>> BEGIN

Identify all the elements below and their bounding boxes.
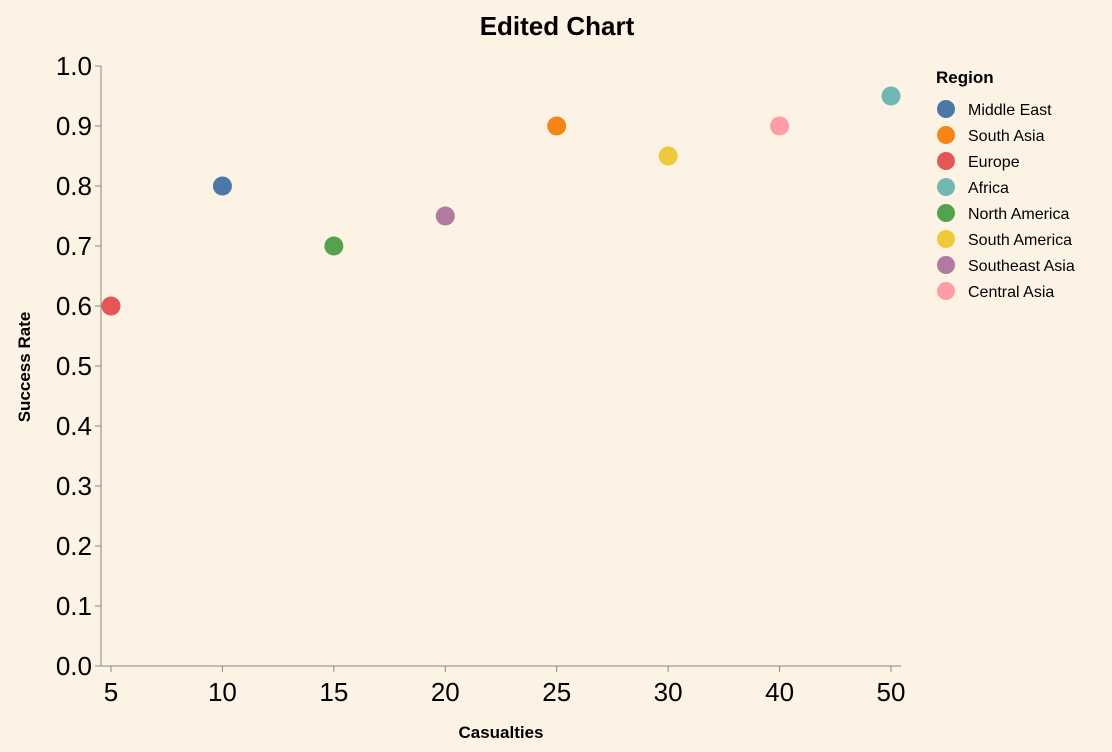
data-point <box>658 146 678 166</box>
legend-label: South Asia <box>968 128 1045 145</box>
y-tick-label: 0.7 <box>56 231 92 261</box>
y-tick-label: 0.9 <box>56 111 92 141</box>
legend-swatch <box>937 100 955 118</box>
legend-swatch <box>937 178 955 196</box>
legend-swatch <box>937 126 955 144</box>
legend-swatch <box>937 282 955 300</box>
legend-swatch <box>937 256 955 274</box>
y-tick-label: 0.6 <box>56 291 92 321</box>
legend-label: Africa <box>968 180 1009 197</box>
y-tick-label: 0.1 <box>56 591 92 621</box>
x-tick-label: 20 <box>431 677 460 707</box>
x-axis-title: Casualties <box>458 723 543 742</box>
data-point <box>324 236 344 256</box>
y-tick-label: 0.2 <box>56 531 92 561</box>
legend-label: South America <box>968 232 1072 249</box>
data-point <box>881 86 901 106</box>
legend-swatch <box>937 204 955 222</box>
data-points <box>101 86 901 316</box>
data-point <box>547 116 567 136</box>
legend-label: Central Asia <box>968 284 1054 301</box>
x-tick-label: 5 <box>104 677 118 707</box>
y-tick-label: 1.0 <box>56 51 92 81</box>
y-tick-label: 0.5 <box>56 351 92 381</box>
x-tick-label: 40 <box>765 677 794 707</box>
legend-label: Europe <box>968 154 1020 171</box>
y-tick-label: 0.4 <box>56 411 92 441</box>
chart-title: Edited Chart <box>480 11 635 41</box>
y-tick-label: 0.8 <box>56 171 92 201</box>
x-tick-label: 30 <box>654 677 683 707</box>
legend-label: North America <box>968 206 1069 223</box>
data-point <box>212 176 232 196</box>
x-tick-label: 25 <box>542 677 571 707</box>
x-axis: 5 10 15 20 25 30 40 50 <box>101 665 906 707</box>
y-axis-title: Success Rate <box>15 312 34 423</box>
legend-label: Middle East <box>968 102 1052 119</box>
legend: Region Middle East South Asia Europe Africa… <box>936 68 1075 301</box>
legend-swatch <box>937 230 955 248</box>
x-tick-label: 50 <box>877 677 906 707</box>
y-tick-label: 0.3 <box>56 471 92 501</box>
x-tick-label: 10 <box>208 677 237 707</box>
y-axis: 0.0 0.1 0.2 0.3 0.4 0.5 0.6 0.7 0.8 0.9 1.0 <box>56 51 102 681</box>
data-point <box>770 116 790 136</box>
legend-swatch <box>937 152 955 170</box>
legend-title: Region <box>936 68 994 87</box>
y-tick-label: 0.0 <box>56 651 92 681</box>
legend-label: Southeast Asia <box>968 258 1075 275</box>
data-point <box>101 296 121 316</box>
x-tick-label: 15 <box>319 677 348 707</box>
data-point <box>435 206 455 226</box>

>> END

▶ WORK TO COMPLETE
Gather every line from the items above that contains the word "Europe".

▶ WRITTEN ANSWER
legend-label: Europe <box>968 154 1020 171</box>
legend: Region Middle East South Asia Europe Africa… <box>936 68 1075 301</box>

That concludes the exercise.